## RECORDS
----------

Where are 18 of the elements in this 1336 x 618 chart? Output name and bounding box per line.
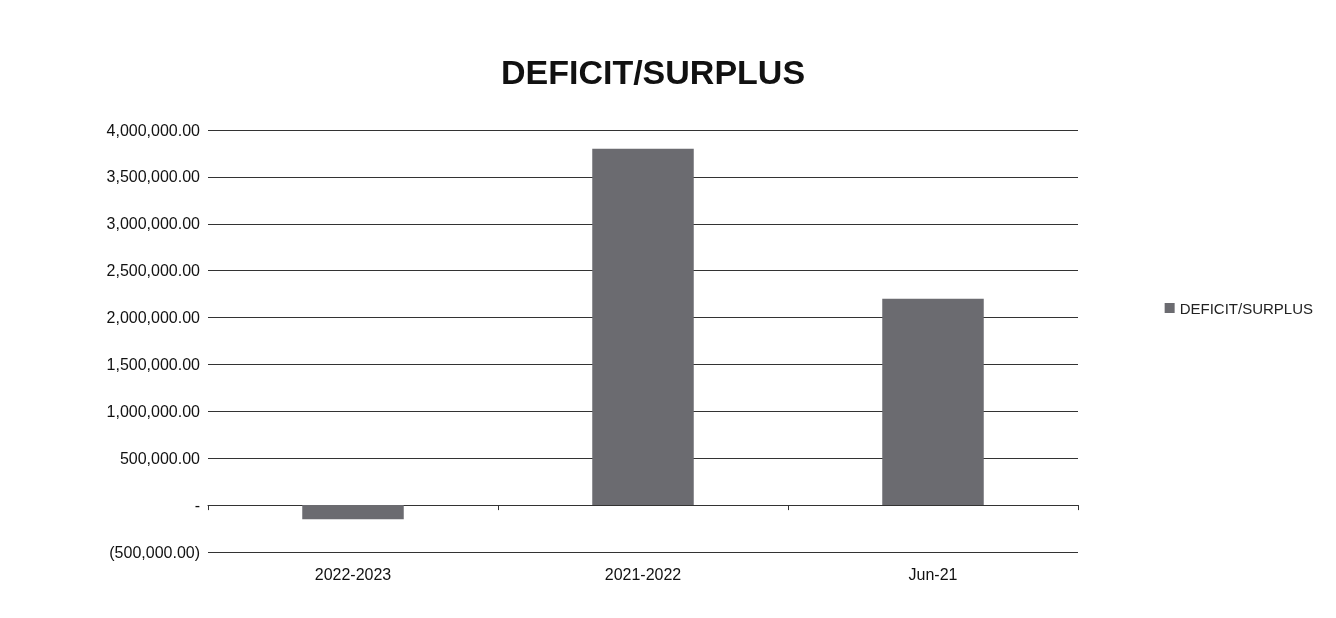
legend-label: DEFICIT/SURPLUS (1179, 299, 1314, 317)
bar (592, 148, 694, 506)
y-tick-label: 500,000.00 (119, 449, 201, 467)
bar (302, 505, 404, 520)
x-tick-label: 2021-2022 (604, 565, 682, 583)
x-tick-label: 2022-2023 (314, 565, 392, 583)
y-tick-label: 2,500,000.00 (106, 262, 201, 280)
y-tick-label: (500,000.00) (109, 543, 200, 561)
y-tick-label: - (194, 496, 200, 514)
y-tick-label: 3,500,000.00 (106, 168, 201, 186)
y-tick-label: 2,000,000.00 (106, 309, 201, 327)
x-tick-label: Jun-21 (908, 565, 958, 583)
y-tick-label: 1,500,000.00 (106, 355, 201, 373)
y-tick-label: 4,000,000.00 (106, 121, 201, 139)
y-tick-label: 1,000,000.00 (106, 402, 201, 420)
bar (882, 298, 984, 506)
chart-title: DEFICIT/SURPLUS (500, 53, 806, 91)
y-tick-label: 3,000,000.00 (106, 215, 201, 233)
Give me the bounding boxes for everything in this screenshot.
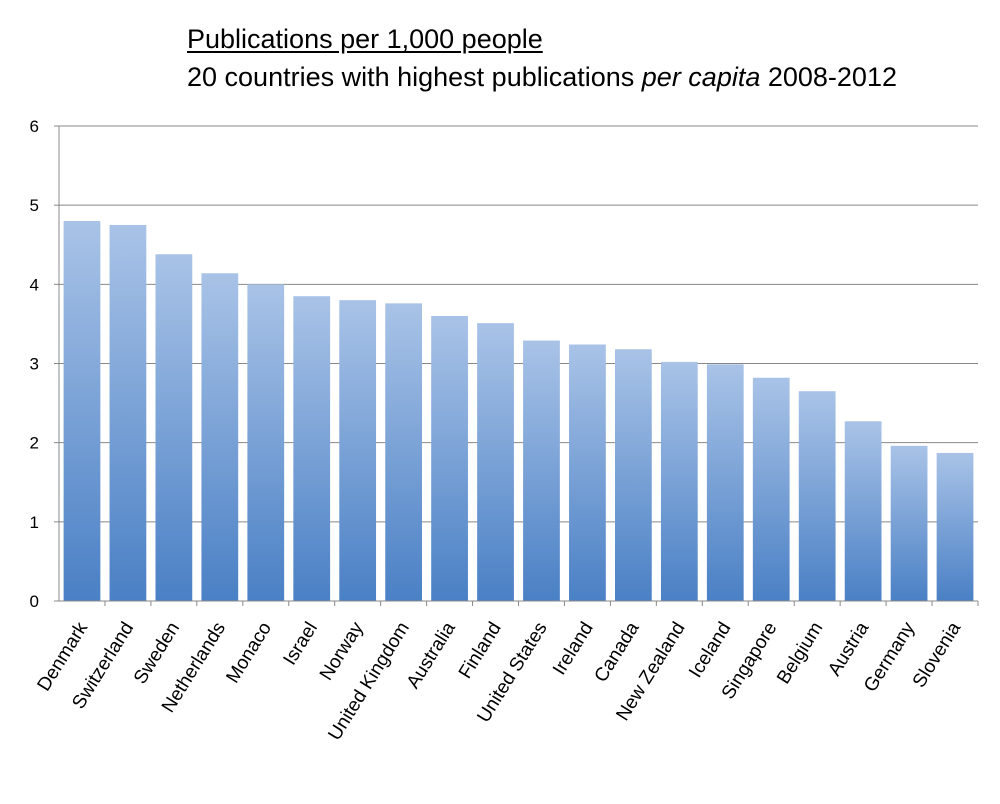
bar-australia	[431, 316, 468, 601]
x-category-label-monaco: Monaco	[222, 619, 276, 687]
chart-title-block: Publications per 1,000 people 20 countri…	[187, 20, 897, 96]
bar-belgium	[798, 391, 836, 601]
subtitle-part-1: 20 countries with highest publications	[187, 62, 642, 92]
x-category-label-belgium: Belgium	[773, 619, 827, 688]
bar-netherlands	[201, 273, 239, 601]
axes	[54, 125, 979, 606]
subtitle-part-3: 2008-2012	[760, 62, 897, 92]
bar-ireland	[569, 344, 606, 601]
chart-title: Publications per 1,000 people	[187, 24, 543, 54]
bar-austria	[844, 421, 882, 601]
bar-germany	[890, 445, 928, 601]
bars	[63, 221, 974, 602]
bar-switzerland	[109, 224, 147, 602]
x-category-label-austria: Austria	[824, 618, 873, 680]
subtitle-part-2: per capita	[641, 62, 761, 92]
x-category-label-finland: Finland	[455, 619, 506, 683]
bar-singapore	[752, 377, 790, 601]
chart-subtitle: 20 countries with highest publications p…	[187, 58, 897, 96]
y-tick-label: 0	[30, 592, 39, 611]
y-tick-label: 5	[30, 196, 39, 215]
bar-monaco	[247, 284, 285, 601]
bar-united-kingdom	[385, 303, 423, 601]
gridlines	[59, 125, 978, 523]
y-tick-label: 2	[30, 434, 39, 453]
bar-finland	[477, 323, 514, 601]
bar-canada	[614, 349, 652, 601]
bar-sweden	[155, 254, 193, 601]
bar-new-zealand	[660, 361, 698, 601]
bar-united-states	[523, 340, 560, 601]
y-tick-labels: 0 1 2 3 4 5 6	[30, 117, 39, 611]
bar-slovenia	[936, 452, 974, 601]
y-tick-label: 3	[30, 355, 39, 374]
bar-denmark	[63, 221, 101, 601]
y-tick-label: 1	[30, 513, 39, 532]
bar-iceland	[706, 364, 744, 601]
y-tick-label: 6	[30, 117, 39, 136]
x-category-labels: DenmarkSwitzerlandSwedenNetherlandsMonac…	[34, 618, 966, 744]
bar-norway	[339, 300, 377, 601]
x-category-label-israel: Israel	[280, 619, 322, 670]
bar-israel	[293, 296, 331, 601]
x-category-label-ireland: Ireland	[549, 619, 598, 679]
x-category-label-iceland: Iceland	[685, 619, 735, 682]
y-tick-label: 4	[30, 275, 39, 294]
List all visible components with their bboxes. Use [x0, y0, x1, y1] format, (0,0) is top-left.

----------

## EXERCISE DIRECTIONS
Can you update the material above so that "screenshot" reads "chart", with every other line unchanged and the pictures left out?

## EXERCISE RESULT
Where are 18 of the elements in this 1336 x 618 chart? Output name and bounding box per line.
legend-label: DEFICIT/SURPLUS (1179, 299, 1314, 317)
bar (592, 148, 694, 506)
y-tick-label: 500,000.00 (119, 449, 201, 467)
bar (302, 505, 404, 520)
x-tick-label: 2021-2022 (604, 565, 682, 583)
x-tick-label: 2022-2023 (314, 565, 392, 583)
y-tick-label: 2,500,000.00 (106, 262, 201, 280)
y-tick-label: (500,000.00) (109, 543, 200, 561)
y-tick-label: - (194, 496, 200, 514)
y-tick-label: 3,500,000.00 (106, 168, 201, 186)
y-tick-label: 2,000,000.00 (106, 309, 201, 327)
x-tick-label: Jun-21 (908, 565, 958, 583)
y-tick-label: 1,500,000.00 (106, 355, 201, 373)
y-tick-label: 4,000,000.00 (106, 121, 201, 139)
y-tick-label: 1,000,000.00 (106, 402, 201, 420)
bar (882, 298, 984, 506)
chart-title: DEFICIT/SURPLUS (500, 53, 806, 91)
y-tick-label: 3,000,000.00 (106, 215, 201, 233)
Give me the bounding boxes for everything in this chart.
bar-australia	[431, 316, 468, 601]
x-category-label-monaco: Monaco	[222, 619, 276, 687]
chart-title-block: Publications per 1,000 people 20 countri…	[187, 20, 897, 96]
bar-belgium	[798, 391, 836, 601]
subtitle-part-1: 20 countries with highest publications	[187, 62, 642, 92]
x-category-label-belgium: Belgium	[773, 619, 827, 688]
bar-netherlands	[201, 273, 239, 601]
axes	[54, 125, 979, 606]
subtitle-part-3: 2008-2012	[760, 62, 897, 92]
bar-ireland	[569, 344, 606, 601]
chart-title: Publications per 1,000 people	[187, 24, 543, 54]
bar-austria	[844, 421, 882, 601]
bar-germany	[890, 445, 928, 601]
bars	[63, 221, 974, 602]
bar-switzerland	[109, 224, 147, 602]
x-category-label-austria: Austria	[824, 618, 873, 680]
subtitle-part-2: per capita	[641, 62, 761, 92]
x-category-label-finland: Finland	[455, 619, 506, 683]
bar-singapore	[752, 377, 790, 601]
chart-subtitle: 20 countries with highest publications p…	[187, 58, 897, 96]
y-tick-label: 0	[30, 592, 39, 611]
y-tick-label: 5	[30, 196, 39, 215]
bar-monaco	[247, 284, 285, 601]
bar-united-kingdom	[385, 303, 423, 601]
gridlines	[59, 125, 978, 523]
y-tick-label: 2	[30, 434, 39, 453]
bar-finland	[477, 323, 514, 601]
bar-canada	[614, 349, 652, 601]
bar-sweden	[155, 254, 193, 601]
bar-new-zealand	[660, 361, 698, 601]
bar-united-states	[523, 340, 560, 601]
y-tick-labels: 0 1 2 3 4 5 6	[30, 117, 39, 611]
bar-slovenia	[936, 452, 974, 601]
y-tick-label: 3	[30, 355, 39, 374]
bar-denmark	[63, 221, 101, 601]
y-tick-label: 1	[30, 513, 39, 532]
bar-iceland	[706, 364, 744, 601]
y-tick-label: 6	[30, 117, 39, 136]
x-category-labels: DenmarkSwitzerlandSwedenNetherlandsMonac…	[34, 618, 966, 744]
bar-norway	[339, 300, 377, 601]
x-category-label-israel: Israel	[280, 619, 322, 670]
bar-israel	[293, 296, 331, 601]
x-category-label-ireland: Ireland	[549, 619, 598, 679]
x-category-label-iceland: Iceland	[685, 619, 735, 682]
y-tick-label: 4	[30, 275, 39, 294]
List all visible components with their bboxes. Use [x0, y0, x1, y1] format, (0,0) is top-left.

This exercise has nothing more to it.